For the listing below, give the count of lines containing the string "doppia" and nothing else.

(Stored data)
=-=-=

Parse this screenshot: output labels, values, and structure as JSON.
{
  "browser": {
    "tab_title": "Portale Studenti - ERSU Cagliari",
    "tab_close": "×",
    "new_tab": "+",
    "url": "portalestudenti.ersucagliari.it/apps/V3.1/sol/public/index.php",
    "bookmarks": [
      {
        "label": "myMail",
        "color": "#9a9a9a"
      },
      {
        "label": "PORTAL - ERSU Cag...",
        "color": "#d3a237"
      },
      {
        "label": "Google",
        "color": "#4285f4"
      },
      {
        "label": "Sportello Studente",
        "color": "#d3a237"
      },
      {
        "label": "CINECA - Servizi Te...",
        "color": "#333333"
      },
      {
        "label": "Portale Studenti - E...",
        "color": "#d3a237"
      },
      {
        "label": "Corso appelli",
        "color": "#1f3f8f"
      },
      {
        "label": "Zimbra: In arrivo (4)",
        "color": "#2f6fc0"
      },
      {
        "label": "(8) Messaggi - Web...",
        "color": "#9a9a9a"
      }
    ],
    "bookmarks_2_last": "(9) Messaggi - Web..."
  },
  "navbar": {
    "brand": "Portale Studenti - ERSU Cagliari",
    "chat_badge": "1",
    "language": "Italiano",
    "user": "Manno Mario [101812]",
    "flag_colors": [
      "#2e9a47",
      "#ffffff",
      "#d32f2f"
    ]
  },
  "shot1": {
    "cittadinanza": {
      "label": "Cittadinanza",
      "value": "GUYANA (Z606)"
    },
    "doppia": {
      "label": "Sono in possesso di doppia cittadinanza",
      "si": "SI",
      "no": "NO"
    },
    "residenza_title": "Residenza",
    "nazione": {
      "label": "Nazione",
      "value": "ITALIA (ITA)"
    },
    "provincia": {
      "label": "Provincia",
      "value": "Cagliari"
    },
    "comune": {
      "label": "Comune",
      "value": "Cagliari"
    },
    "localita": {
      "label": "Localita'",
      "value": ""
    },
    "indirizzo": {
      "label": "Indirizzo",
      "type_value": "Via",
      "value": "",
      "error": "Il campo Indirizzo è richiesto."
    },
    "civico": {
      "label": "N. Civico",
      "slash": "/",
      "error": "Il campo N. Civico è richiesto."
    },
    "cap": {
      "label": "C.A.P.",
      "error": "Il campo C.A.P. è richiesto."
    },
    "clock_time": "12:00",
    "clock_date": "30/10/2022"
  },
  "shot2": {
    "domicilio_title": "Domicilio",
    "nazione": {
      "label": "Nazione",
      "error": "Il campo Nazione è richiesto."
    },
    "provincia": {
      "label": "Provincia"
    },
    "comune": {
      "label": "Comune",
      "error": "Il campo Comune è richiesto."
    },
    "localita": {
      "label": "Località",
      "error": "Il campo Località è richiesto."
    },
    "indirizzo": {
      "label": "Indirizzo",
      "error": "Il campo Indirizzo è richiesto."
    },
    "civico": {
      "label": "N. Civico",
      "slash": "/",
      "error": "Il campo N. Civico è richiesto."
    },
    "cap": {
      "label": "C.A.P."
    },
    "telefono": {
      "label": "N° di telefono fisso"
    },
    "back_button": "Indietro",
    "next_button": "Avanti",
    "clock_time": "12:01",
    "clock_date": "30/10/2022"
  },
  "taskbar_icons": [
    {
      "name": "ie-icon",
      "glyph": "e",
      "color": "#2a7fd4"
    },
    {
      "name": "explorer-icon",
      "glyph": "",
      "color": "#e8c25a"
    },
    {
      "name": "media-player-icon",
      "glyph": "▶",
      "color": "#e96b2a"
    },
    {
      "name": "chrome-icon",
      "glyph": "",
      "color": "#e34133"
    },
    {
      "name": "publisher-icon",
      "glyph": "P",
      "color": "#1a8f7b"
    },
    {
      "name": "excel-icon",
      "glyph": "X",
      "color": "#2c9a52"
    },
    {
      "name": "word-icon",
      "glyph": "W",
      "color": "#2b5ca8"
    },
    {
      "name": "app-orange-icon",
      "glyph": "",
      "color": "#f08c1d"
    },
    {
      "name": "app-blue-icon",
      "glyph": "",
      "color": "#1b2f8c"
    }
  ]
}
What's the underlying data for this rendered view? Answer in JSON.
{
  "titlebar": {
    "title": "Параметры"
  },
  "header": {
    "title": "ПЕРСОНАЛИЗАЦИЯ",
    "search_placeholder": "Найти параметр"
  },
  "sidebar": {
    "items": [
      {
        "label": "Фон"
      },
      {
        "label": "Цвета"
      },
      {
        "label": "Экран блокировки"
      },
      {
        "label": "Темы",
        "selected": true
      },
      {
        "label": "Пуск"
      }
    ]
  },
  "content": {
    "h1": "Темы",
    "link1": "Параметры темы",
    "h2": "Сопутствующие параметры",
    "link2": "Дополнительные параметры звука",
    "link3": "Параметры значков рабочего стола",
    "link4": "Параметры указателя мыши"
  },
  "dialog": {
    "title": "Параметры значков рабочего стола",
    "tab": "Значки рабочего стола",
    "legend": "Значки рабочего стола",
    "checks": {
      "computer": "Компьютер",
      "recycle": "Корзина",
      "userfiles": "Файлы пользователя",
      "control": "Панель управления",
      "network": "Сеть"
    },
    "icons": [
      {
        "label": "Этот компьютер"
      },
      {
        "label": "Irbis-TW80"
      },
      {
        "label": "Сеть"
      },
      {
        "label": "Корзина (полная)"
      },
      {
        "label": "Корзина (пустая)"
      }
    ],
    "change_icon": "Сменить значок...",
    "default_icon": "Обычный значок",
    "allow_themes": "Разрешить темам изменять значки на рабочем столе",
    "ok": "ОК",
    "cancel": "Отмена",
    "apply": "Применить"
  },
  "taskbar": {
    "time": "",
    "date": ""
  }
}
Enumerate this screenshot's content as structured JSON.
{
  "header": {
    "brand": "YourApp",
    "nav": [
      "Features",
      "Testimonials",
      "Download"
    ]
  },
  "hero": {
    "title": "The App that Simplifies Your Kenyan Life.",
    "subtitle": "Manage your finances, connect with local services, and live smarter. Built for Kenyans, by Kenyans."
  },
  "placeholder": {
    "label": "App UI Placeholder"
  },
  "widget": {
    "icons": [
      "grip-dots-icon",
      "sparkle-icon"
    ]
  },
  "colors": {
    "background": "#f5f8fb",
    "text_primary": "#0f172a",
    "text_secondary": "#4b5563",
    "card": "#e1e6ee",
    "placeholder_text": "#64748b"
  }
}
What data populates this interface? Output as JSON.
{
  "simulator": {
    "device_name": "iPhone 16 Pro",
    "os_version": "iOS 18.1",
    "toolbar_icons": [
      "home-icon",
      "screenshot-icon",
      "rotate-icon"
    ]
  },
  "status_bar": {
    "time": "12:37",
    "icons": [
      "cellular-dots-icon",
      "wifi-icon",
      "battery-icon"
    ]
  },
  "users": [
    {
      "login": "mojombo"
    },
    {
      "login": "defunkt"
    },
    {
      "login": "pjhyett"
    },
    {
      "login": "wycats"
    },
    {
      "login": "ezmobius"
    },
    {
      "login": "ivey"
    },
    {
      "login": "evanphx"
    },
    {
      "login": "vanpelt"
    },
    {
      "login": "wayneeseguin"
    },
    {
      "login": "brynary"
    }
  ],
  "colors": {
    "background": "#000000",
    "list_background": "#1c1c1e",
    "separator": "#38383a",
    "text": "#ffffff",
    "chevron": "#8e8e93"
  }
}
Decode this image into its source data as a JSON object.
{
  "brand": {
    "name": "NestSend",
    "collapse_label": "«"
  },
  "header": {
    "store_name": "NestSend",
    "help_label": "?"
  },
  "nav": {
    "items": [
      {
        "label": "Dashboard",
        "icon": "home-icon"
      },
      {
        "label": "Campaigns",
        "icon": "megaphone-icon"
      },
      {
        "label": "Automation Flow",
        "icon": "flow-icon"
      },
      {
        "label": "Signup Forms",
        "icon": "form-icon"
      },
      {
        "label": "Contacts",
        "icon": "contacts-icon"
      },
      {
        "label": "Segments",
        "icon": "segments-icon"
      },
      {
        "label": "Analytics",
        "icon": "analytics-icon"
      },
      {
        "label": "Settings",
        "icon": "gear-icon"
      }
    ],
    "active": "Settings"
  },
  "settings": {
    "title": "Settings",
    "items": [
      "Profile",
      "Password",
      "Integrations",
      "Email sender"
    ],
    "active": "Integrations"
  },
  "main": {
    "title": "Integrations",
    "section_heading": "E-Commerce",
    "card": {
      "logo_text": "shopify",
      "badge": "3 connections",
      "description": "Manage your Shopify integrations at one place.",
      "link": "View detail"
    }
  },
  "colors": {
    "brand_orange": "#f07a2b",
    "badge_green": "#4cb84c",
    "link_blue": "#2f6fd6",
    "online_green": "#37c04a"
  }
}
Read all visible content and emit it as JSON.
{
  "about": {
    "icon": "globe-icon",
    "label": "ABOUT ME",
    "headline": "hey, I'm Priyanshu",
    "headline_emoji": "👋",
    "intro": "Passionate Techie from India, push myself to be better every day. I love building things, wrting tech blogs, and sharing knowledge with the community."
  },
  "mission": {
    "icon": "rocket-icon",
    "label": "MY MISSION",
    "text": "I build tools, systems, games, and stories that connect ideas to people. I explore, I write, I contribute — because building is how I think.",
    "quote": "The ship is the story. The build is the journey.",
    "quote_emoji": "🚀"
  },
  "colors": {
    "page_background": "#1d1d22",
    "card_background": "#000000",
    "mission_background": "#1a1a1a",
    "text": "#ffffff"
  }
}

=-=-=

▶ [CORRECT RESPONSE] 2